**Set exercise:** Return, word for word, only the lines from the one containing "What data populates" through the last line of the entries.

**Entries:**
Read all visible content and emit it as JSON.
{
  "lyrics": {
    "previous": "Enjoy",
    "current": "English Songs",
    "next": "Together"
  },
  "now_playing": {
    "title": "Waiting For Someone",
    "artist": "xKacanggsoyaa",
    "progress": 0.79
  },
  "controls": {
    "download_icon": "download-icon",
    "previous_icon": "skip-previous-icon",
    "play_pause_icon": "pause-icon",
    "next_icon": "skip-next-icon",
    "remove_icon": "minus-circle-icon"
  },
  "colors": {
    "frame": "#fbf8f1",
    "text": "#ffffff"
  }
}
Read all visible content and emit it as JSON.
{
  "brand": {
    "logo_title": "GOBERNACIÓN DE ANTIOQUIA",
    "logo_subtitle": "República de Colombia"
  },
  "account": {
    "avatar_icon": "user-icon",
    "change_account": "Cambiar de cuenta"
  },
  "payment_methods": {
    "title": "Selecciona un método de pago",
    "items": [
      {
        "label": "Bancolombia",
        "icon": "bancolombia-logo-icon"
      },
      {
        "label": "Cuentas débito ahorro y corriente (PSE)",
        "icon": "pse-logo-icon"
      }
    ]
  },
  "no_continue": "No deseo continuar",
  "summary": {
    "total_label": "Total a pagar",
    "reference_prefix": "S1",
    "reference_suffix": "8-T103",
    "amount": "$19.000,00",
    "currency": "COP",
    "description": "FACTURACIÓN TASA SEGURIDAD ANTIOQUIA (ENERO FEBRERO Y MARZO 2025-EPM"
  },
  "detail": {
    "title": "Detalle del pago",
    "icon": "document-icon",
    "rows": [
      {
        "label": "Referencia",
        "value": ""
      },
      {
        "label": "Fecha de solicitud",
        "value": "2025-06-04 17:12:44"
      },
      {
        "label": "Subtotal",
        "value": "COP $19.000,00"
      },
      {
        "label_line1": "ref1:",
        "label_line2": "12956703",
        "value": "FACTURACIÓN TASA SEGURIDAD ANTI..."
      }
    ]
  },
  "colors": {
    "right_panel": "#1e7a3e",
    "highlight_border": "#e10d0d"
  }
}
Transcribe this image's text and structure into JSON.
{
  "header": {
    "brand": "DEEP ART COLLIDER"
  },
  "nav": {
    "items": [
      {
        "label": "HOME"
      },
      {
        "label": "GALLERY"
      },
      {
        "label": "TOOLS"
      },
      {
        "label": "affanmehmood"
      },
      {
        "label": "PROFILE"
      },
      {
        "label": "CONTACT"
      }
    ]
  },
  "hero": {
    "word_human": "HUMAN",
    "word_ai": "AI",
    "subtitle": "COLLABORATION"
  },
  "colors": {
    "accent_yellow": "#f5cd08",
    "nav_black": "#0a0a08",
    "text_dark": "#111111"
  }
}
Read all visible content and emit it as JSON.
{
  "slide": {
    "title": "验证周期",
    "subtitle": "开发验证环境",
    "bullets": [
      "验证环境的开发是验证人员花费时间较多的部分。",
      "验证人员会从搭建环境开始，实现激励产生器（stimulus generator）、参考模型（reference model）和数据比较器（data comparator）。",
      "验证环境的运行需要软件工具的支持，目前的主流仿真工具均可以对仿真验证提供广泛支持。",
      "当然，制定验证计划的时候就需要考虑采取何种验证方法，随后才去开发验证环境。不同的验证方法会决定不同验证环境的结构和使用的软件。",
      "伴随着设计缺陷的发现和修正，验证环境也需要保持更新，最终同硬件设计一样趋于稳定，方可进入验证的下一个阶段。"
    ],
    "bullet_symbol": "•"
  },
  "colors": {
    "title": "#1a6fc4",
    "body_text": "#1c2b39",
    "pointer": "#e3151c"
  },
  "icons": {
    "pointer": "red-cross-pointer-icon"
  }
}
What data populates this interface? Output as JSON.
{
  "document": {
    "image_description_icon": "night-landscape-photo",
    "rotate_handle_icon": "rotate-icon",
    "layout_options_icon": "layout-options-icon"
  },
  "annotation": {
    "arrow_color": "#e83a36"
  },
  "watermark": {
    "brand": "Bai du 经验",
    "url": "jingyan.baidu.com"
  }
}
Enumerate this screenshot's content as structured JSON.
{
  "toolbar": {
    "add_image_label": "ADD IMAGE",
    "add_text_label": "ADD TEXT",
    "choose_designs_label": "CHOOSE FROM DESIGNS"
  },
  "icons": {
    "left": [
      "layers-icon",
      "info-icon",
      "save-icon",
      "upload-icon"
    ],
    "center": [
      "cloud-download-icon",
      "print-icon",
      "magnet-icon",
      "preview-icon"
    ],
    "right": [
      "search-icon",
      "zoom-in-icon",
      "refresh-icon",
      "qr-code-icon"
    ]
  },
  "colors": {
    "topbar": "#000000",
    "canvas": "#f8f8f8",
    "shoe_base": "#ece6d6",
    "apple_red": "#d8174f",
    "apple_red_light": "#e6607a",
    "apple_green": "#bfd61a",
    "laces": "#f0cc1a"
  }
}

**Output for this exercise:**
What data populates this interface? Output as JSON.
{
  "document": {
    "image_description_icon": "night-landscape-photo",
    "rotate_handle_icon": "rotate-icon",
    "layout_options_icon": "layout-options-icon"
  },
  "annotation": {
    "arrow_color": "#e83a36"
  },
  "watermark": {
    "brand": "Bai du 经验",
    "url": "jingyan.baidu.com"
  }
}
Enumerate this screenshot's content as structured JSON.
{
  "toolbar": {
    "add_image_label": "ADD IMAGE",
    "add_text_label": "ADD TEXT",
    "choose_designs_label": "CHOOSE FROM DESIGNS"
  },
  "icons": {
    "left": [
      "layers-icon",
      "info-icon",
      "save-icon",
      "upload-icon"
    ],
    "center": [
      "cloud-download-icon",
      "print-icon",
      "magnet-icon",
      "preview-icon"
    ],
    "right": [
      "search-icon",
      "zoom-in-icon",
      "refresh-icon",
      "qr-code-icon"
    ]
  },
  "colors": {
    "topbar": "#000000",
    "canvas": "#f8f8f8",
    "shoe_base": "#ece6d6",
    "apple_red": "#d8174f",
    "apple_red_light": "#e6607a",
    "apple_green": "#bfd61a",
    "laces": "#f0cc1a"
  }
}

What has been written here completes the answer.